* _Set exercise_
Leave out the pictures and repeat the rest of the material exactly.

* _Dataset listings of figures_
((
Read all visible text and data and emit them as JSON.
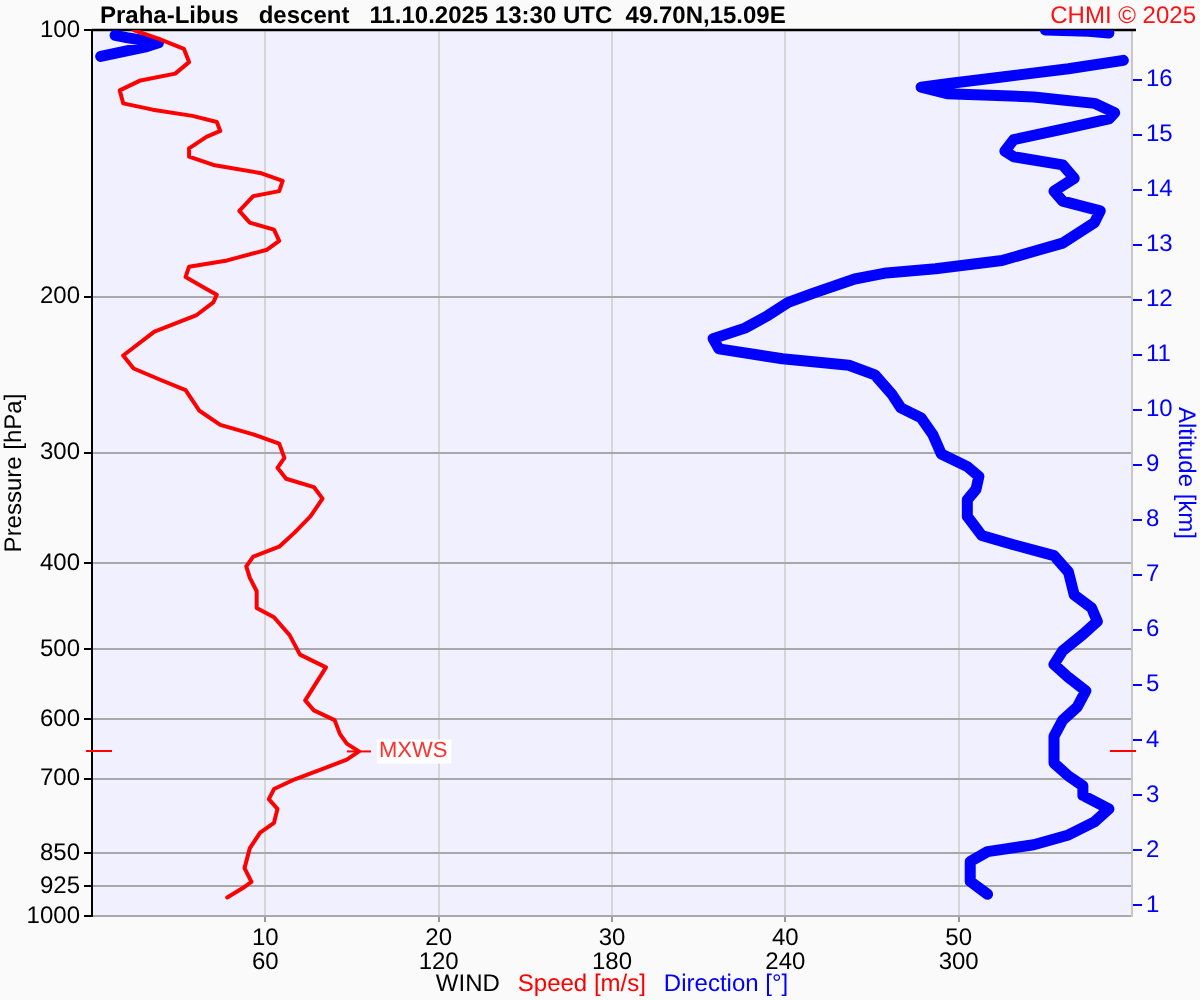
{
  "chart_data": {
    "type": "line",
    "title": "Praha-Libus   descent   11.10.2025 13:30 UTC  49.70N,15.09E",
    "xlabel": "WIND",
    "ylabel": "Pressure [hPa]",
    "y2label": "Altitude [km]",
    "annotations": [
      "CHMI © 2025",
      {
        "text": "MXWS",
        "x": 15.4,
        "y": 652
      }
    ],
    "xlim": [
      0,
      60
    ],
    "xticks": [
      10,
      20,
      30,
      40,
      50
    ],
    "x2lim": [
      0,
      360
    ],
    "x2ticks": [
      60,
      120,
      180,
      240,
      300
    ],
    "ylim": [
      1000,
      100
    ],
    "yticks": [
      100,
      200,
      300,
      400,
      500,
      600,
      700,
      850,
      925,
      1000
    ],
    "y2lim": [
      0.8,
      16.9
    ],
    "y2ticks": [
      1,
      2,
      3,
      4,
      5,
      6,
      7,
      8,
      9,
      10,
      11,
      12,
      13,
      14,
      15,
      16
    ],
    "log": true,
    "grid": true,
    "legend": "bottom",
    "series": [
      {
        "name": "Speed [m/s]",
        "color": "#ff0000",
        "x": [
          2.4,
          3.9,
          5.3,
          5.6,
          4.8,
          2.8,
          1.6,
          1.8,
          3.5,
          5.8,
          7.2,
          7.4,
          6.6,
          5.6,
          5.6,
          7.0,
          9.7,
          11.0,
          10.8,
          9.3,
          8.5,
          9.1,
          10.5,
          10.8,
          10.1,
          7.8,
          5.6,
          5.4,
          6.6,
          7.2,
          7.0,
          6.0,
          3.6,
          1.8,
          2.4,
          3.9,
          5.4,
          6.2,
          7.4,
          9.3,
          10.8,
          11.1,
          10.7,
          11.2,
          12.8,
          13.3,
          12.6,
          11.7,
          10.8,
          9.3,
          8.9,
          9.1,
          9.5,
          9.5,
          10.5,
          11.4,
          12.0,
          13.5,
          12.8,
          12.3,
          12.8,
          14.0,
          14.3,
          14.7,
          15.4,
          14.7,
          13.5,
          11.7,
          10.5,
          10.2,
          10.7,
          10.5,
          9.7,
          9.1,
          8.8,
          9.2,
          8.7,
          7.8
        ],
        "values": [
          100,
          102.4,
          105,
          108.7,
          112,
          114,
          117,
          121,
          123,
          125,
          127,
          130,
          132,
          136,
          139,
          142,
          145,
          148,
          152,
          154,
          160,
          165,
          168,
          173,
          177,
          182,
          185,
          190,
          196,
          199,
          203,
          210,
          219,
          233,
          241,
          248,
          255,
          269,
          279,
          286,
          293,
          304,
          312,
          321,
          328,
          338,
          354,
          369,
          383,
          393,
          403,
          415,
          430,
          449,
          460,
          482,
          507,
          524,
          551,
          571,
          586,
          601,
          623,
          639,
          652,
          666,
          680,
          701,
          719,
          738,
          757,
          785,
          805,
          839,
          883,
          915,
          930,
          953
        ]
      },
      {
        "name": "Direction [°]",
        "color": "#0000ff",
        "axis": "x2",
        "x": [
          330,
          345,
          352,
          null,
          8,
          12,
          23,
          19,
          3,
          null,
          357,
          338,
          315,
          296,
          287,
          296,
          326,
          347,
          354,
          352,
          338,
          319,
          316,
          319,
          336,
          340,
          333,
          336,
          349,
          347,
          336,
          315,
          292,
          275,
          264,
          250,
          241,
          234,
          226,
          215,
          217,
          239,
          262,
          271,
          277,
          280,
          287,
          291,
          294,
          303,
          307,
          306,
          303,
          303,
          308,
          319,
          333,
          338,
          340,
          346,
          348,
          343,
          336,
          333,
          338,
          344,
          341,
          336,
          333,
          333,
          338,
          343,
          343,
          352,
          347,
          338,
          326,
          310,
          304,
          304,
          310
        ],
        "values": [
          100,
          100.3,
          100.8,
          null,
          101.4,
          102,
          103.4,
          104.4,
          107.1,
          null,
          108.2,
          110.6,
          113,
          115,
          116,
          118,
          119,
          121,
          124,
          126,
          129,
          133,
          137,
          139,
          142,
          147,
          152,
          156,
          160,
          165,
          174,
          182,
          186,
          188,
          191,
          198,
          203,
          210,
          217,
          223,
          229,
          235,
          239,
          245,
          258,
          267,
          274,
          286,
          301,
          311,
          319,
          330,
          339,
          354,
          372,
          381,
          392,
          409,
          434,
          449,
          465,
          481,
          502,
          520,
          538,
          557,
          581,
          601,
          627,
          672,
          695,
          713,
          731,
          757,
          783,
          810,
          831,
          846,
          868,
          914,
          945
        ]
      }
    ]
  }
}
))
* _Written response_
Read all visible text and data and emit them as JSON.
{
  "chart_data": {
    "type": "line",
    "title": "Praha-Libus   descent   11.10.2025 13:30 UTC  49.70N,15.09E",
    "xlabel": "WIND",
    "ylabel": "Pressure [hPa]",
    "y2label": "Altitude [km]",
    "annotations": [
      "CHMI © 2025",
      {
        "text": "MXWS",
        "x": 15.4,
        "y": 652
      }
    ],
    "xlim": [
      0,
      60
    ],
    "xticks": [
      10,
      20,
      30,
      40,
      50
    ],
    "x2lim": [
      0,
      360
    ],
    "x2ticks": [
      60,
      120,
      180,
      240,
      300
    ],
    "ylim": [
      1000,
      100
    ],
    "yticks": [
      100,
      200,
      300,
      400,
      500,
      600,
      700,
      850,
      925,
      1000
    ],
    "y2lim": [
      0.8,
      16.9
    ],
    "y2ticks": [
      1,
      2,
      3,
      4,
      5,
      6,
      7,
      8,
      9,
      10,
      11,
      12,
      13,
      14,
      15,
      16
    ],
    "log": true,
    "grid": true,
    "legend": "bottom",
    "series": [
      {
        "name": "Speed [m/s]",
        "color": "#ff0000",
        "x": [
          2.4,
          3.9,
          5.3,
          5.6,
          4.8,
          2.8,
          1.6,
          1.8,
          3.5,
          5.8,
          7.2,
          7.4,
          6.6,
          5.6,
          5.6,
          7.0,
          9.7,
          11.0,
          10.8,
          9.3,
          8.5,
          9.1,
          10.5,
          10.8,
          10.1,
          7.8,
          5.6,
          5.4,
          6.6,
          7.2,
          7.0,
          6.0,
          3.6,
          1.8,
          2.4,
          3.9,
          5.4,
          6.2,
          7.4,
          9.3,
          10.8,
          11.1,
          10.7,
          11.2,
          12.8,
          13.3,
          12.6,
          11.7,
          10.8,
          9.3,
          8.9,
          9.1,
          9.5,
          9.5,
          10.5,
          11.4,
          12.0,
          13.5,
          12.8,
          12.3,
          12.8,
          14.0,
          14.3,
          14.7,
          15.4,
          14.7,
          13.5,
          11.7,
          10.5,
          10.2,
          10.7,
          10.5,
          9.7,
          9.1,
          8.8,
          9.2,
          8.7,
          7.8
        ],
        "values": [
          100,
          102.4,
          105,
          108.7,
          112,
          114,
          117,
          121,
          123,
          125,
          127,
          130,
          132,
          136,
          139,
          142,
          145,
          148,
          152,
          154,
          160,
          165,
          168,
          173,
          177,
          182,
          185,
          190,
          196,
          199,
          203,
          210,
          219,
          233,
          241,
          248,
          255,
          269,
          279,
          286,
          293,
          304,
          312,
          321,
          328,
          338,
          354,
          369,
          383,
          393,
          403,
          415,
          430,
          449,
          460,
          482,
          507,
          524,
          551,
          571,
          586,
          601,
          623,
          639,
          652,
          666,
          680,
          701,
          719,
          738,
          757,
          785,
          805,
          839,
          883,
          915,
          930,
          953
        ]
      },
      {
        "name": "Direction [°]",
        "color": "#0000ff",
        "axis": "x2",
        "x": [
          330,
          345,
          352,
          null,
          8,
          12,
          23,
          19,
          3,
          null,
          357,
          338,
          315,
          296,
          287,
          296,
          326,
          347,
          354,
          352,
          338,
          319,
          316,
          319,
          336,
          340,
          333,
          336,
          349,
          347,
          336,
          315,
          292,
          275,
          264,
          250,
          241,
          234,
          226,
          215,
          217,
          239,
          262,
          271,
          277,
          280,
          287,
          291,
          294,
          303,
          307,
          306,
          303,
          303,
          308,
          319,
          333,
          338,
          340,
          346,
          348,
          343,
          336,
          333,
          338,
          344,
          341,
          336,
          333,
          333,
          338,
          343,
          343,
          352,
          347,
          338,
          326,
          310,
          304,
          304,
          310
        ],
        "values": [
          100,
          100.3,
          100.8,
          null,
          101.4,
          102,
          103.4,
          104.4,
          107.1,
          null,
          108.2,
          110.6,
          113,
          115,
          116,
          118,
          119,
          121,
          124,
          126,
          129,
          133,
          137,
          139,
          142,
          147,
          152,
          156,
          160,
          165,
          174,
          182,
          186,
          188,
          191,
          198,
          203,
          210,
          217,
          223,
          229,
          235,
          239,
          245,
          258,
          267,
          274,
          286,
          301,
          311,
          319,
          330,
          339,
          354,
          372,
          381,
          392,
          409,
          434,
          449,
          465,
          481,
          502,
          520,
          538,
          557,
          581,
          601,
          627,
          672,
          695,
          713,
          731,
          757,
          783,
          810,
          831,
          846,
          868,
          914,
          945
        ]
      }
    ]
  }
}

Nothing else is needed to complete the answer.